* _やること_:
1 > 成長マインドセットについての本文によると、固定マインドセットをもった人物は困難に遭遇するとどうする傾向がありますか。
2 > 組織の成長マインドセットを扱った本文を、最後の文の後から書き継いでください。

* _本文_:
"""

組織における成長マインドセットとは?人事の役割について解説

成長マインドセットとは、人の能力は努力により向上するという考え方です。これは人だけではなく企業などの組織にも当てはまるとされています。組織が成長マインドセットを獲得し、継続的に発展していくために必要なものは何でしょうか。人事が行うべきアプローチについて解説していきます。
- 01.マインドセットとは
- 02.組織におけるマインドセットの構成要素
- 03.マッキンゼーの7S
- 04.組織における成長マインドセット獲得のステップ
- 05.成長マインドセット獲得における人事の役割とは
- 06.成長マインドセットを伸ばすための人材育成
- 07.成長マインドセット獲得の企業事例
- 08.まとめ
01マインドセットとは
マインドセットとは物事に対する見方や、判断の基準となる考え方のことです。その人物のこれまでの経験や、受けてきた教育、先入観などから形成されます。広義に捉えると暗黙の了解や思い込み、価値観、信念までもが含まれます。そして、マインドセットには成長マインドセットと固定マインドセットの2通りがあるとされています。
成長マインドセット
成長マインドセットとは「人間の能力は努力により成長する」という考え方です。成長マインドセットをもった人物は困難に遭遇したときに、これを成長の機会と捉え乗り越えようと努力をします。その努力の結果、能力が開花し、やがて大きな成果につながっていきます。チャレンジ精神が旺盛で努力家であり、困難にもめげないという特徴をもっています。
固定マインドセット
反対に固定マインドセットとは「人間の能力は先天的に決まっていて努力しても変わらない」という考え方です。固定マインドセットをもった人物は、人の能力は生まれつき備わったもので、努力をしても意味がないと考えます。チャレンジ精神に乏しく努力を嫌う傾向があり、困難に遭遇するとすぐに諦めるという特徴があります。
02組織におけるマインドセットの構成要素
マインドセットは個人の特性のように思われがちですが、人間と同じように、企業などの組織にも物事に対する見方や判断の基準があります。例えば「社是」や「経営理念」「経営ビジョン」といったものがこれにあたります。組織におけるマインドセットの構成要素は次の3つが挙げられます。

"""

* _提供資料_:
"""

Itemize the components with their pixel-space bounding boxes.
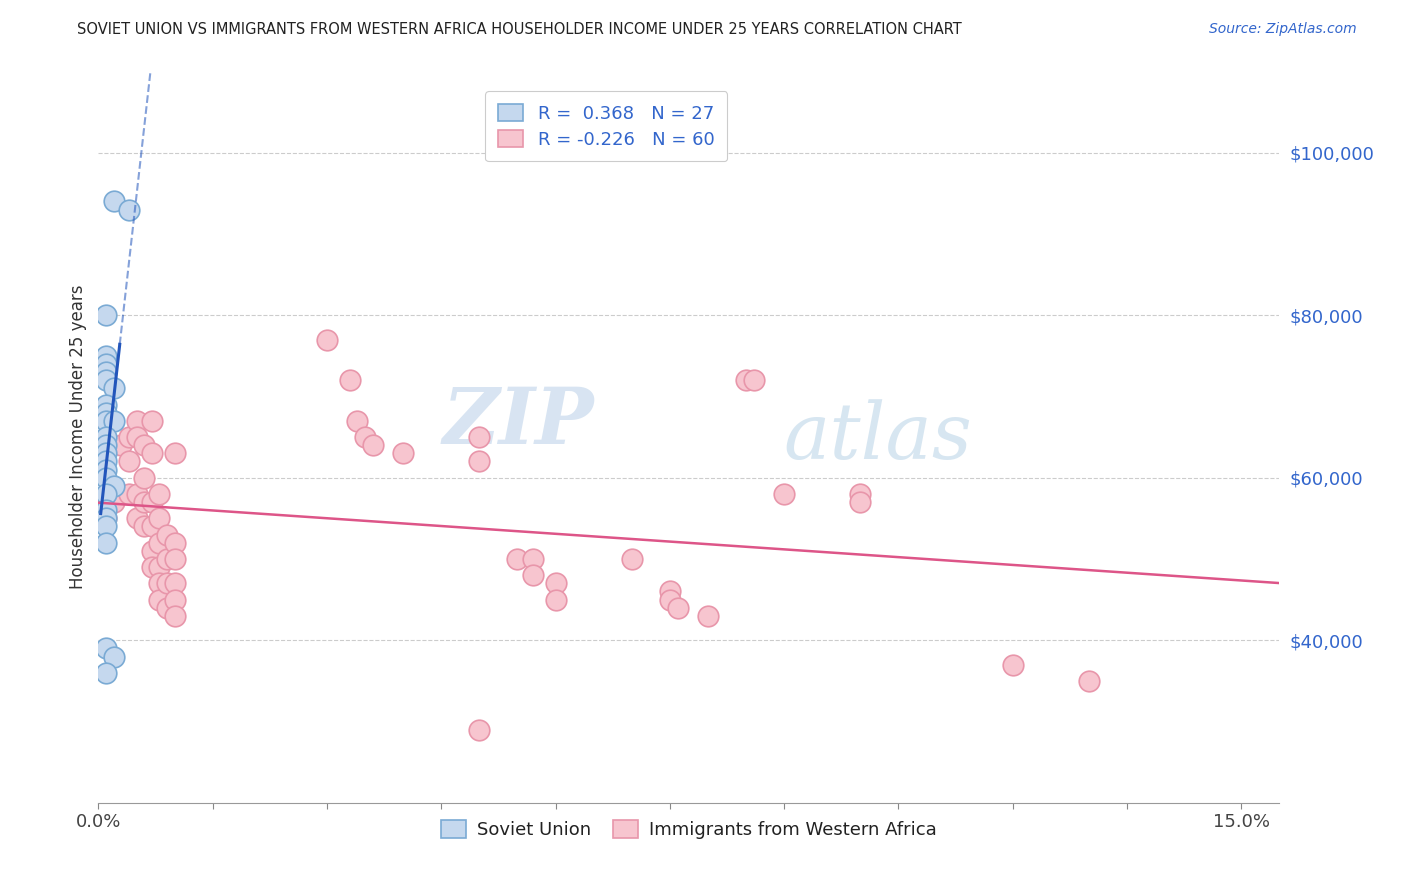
Point	[148, 511, 170, 525]
Point	[103, 495, 125, 509]
Point	[522, 568, 544, 582]
Point	[134, 495, 156, 509]
Point	[522, 552, 544, 566]
Legend: Soviet Union, Immigrants from Western Africa: Soviet Union, Immigrants from Western Af…	[434, 814, 943, 847]
Text: Source: ZipAtlas.com: Source: ZipAtlas.com	[1209, 22, 1357, 37]
Text: SOVIET UNION VS IMMIGRANTS FROM WESTERN AFRICA HOUSEHOLDER INCOME UNDER 25 YEARS: SOVIET UNION VS IMMIGRANTS FROM WESTERN …	[77, 22, 962, 37]
Point	[94, 487, 117, 501]
Point	[94, 365, 117, 379]
Point	[141, 544, 163, 558]
Point	[103, 381, 125, 395]
Point	[361, 438, 384, 452]
Point	[141, 414, 163, 428]
Point	[103, 194, 125, 209]
Point	[94, 462, 117, 476]
Point	[620, 552, 643, 566]
Point	[125, 487, 148, 501]
Point	[148, 487, 170, 501]
Point	[94, 665, 117, 680]
Point	[134, 519, 156, 533]
Point	[163, 552, 186, 566]
Point	[94, 511, 117, 525]
Point	[506, 552, 529, 566]
Point	[697, 608, 720, 623]
Point	[316, 333, 339, 347]
Point	[94, 511, 117, 525]
Point	[544, 592, 567, 607]
Point	[118, 487, 141, 501]
Point	[94, 454, 117, 468]
Y-axis label: Householder Income Under 25 years: Householder Income Under 25 years	[69, 285, 87, 590]
Text: ZIP: ZIP	[443, 384, 595, 460]
Point	[103, 649, 125, 664]
Point	[658, 592, 681, 607]
Point	[148, 592, 170, 607]
Point	[346, 414, 368, 428]
Point	[1078, 673, 1101, 688]
Point	[94, 308, 117, 322]
Point	[94, 414, 117, 428]
Point	[94, 471, 117, 485]
Point	[94, 446, 117, 460]
Text: atlas: atlas	[783, 399, 972, 475]
Point	[141, 446, 163, 460]
Point	[94, 438, 117, 452]
Point	[118, 430, 141, 444]
Point	[94, 398, 117, 412]
Point	[103, 414, 125, 428]
Point	[94, 349, 117, 363]
Point	[94, 503, 117, 517]
Point	[125, 511, 148, 525]
Point	[141, 519, 163, 533]
Point	[1001, 657, 1024, 672]
Point	[118, 202, 141, 217]
Point	[163, 608, 186, 623]
Point	[156, 600, 179, 615]
Point	[849, 495, 872, 509]
Point	[94, 519, 117, 533]
Point	[110, 438, 132, 452]
Point	[148, 576, 170, 591]
Point	[163, 446, 186, 460]
Point	[156, 576, 179, 591]
Point	[392, 446, 415, 460]
Point	[125, 430, 148, 444]
Point	[94, 357, 117, 371]
Point	[163, 576, 186, 591]
Point	[141, 495, 163, 509]
Point	[163, 592, 186, 607]
Point	[354, 430, 377, 444]
Point	[544, 576, 567, 591]
Point	[141, 560, 163, 574]
Point	[148, 535, 170, 549]
Point	[118, 454, 141, 468]
Point	[468, 723, 491, 737]
Point	[735, 373, 758, 387]
Point	[156, 527, 179, 541]
Point	[339, 373, 361, 387]
Point	[773, 487, 796, 501]
Point	[849, 487, 872, 501]
Point	[742, 373, 765, 387]
Point	[94, 406, 117, 420]
Point	[468, 454, 491, 468]
Point	[156, 552, 179, 566]
Point	[148, 560, 170, 574]
Point	[94, 535, 117, 549]
Point	[134, 438, 156, 452]
Point	[94, 430, 117, 444]
Point	[666, 600, 689, 615]
Point	[94, 373, 117, 387]
Point	[103, 479, 125, 493]
Point	[94, 641, 117, 656]
Point	[163, 535, 186, 549]
Point	[134, 471, 156, 485]
Point	[125, 414, 148, 428]
Point	[468, 430, 491, 444]
Point	[658, 584, 681, 599]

"""

* _解答_:
1 > すぐに諦めます。

2 >
提供する商品やサービス
取り扱う商品や提供するサービスによって、マインドセットは異なります。例えば食品メーカーであれば、食の安全を確保する取り組みが最優先に考えられるでしょう。IT機器を取り扱う企業であれば、常に最先端を追求することが重視されるかもしれません。このように取り扱う商品やサービスにより、重要視されるポイントは変わってきます。
戦略・ビジョン・経営理念
経営理念やビジョン、戦略によってもマインドセットは変わります。例えば、製薬業界において、新薬の開発に重きを置くメーカーは莫大な開発費を投じ、新薬の開発に心血を注ぎます。ジェネリック医薬品の普及を目指すメーカーであれば、飲みやすさの追求や、誤飲が起こらないような工夫に力を入れます。このように、目指す方向性の違いにより、必要なマインドセットも変わってくるのです。
経験
組織がこれまで歩んできた歴史の影響により、さまざまな価値観が形成され、社風と呼ばれる組織風土を培います。また存続の危機に瀕するような出来事をきっかけに、大きくマインドセットが変化する場合もあります。なりふりかまわぬ事業拡大を是としていた企業が、不祥事をきっかけに堅実な経営に舵を切るといった例がこれにあたります。
03マッキンゼーの7S
組織が継続的に発展するためには時代に応じ変化対応が求められ、さまざまな改革を打ち出す必要があります。組織改革における有効な手法として、世界有数のコンサルティングファームであるマッキンゼー社が提唱した「7S」というフレームワークが用いられます。この7Sフレームワークは組織におけるマインドセットの変革にも有効な手法として機能します。改革のために手を加える項目を7つのSで表しています。
ハード面の3S
ハード面の3Sは「機能」の要素で、次の3つが挙げられます。 1.Strategy(戦略) 2.Structure(組織) 3.System(システム・制度) ハード面の3Sはトップダウンで方針を打ち出すなど、比較的改容易に改革ができる要素であるといえます。
ソフト面の4S
ソフト面の4Sは「人」の要素で、次の4つが挙げられます。 1.Sharevalue(価値観) 2.Style(社風) 3.Staff(人材) 4.Skill(能力) ソフト面の4Sは「人材」と「組織文化」に関わるため、簡単に変革できるものではありません。困難ではありますが、この4つの要素において成長マインドセットを獲得し続けることが、企業の継続的な発展には欠かせないといえます。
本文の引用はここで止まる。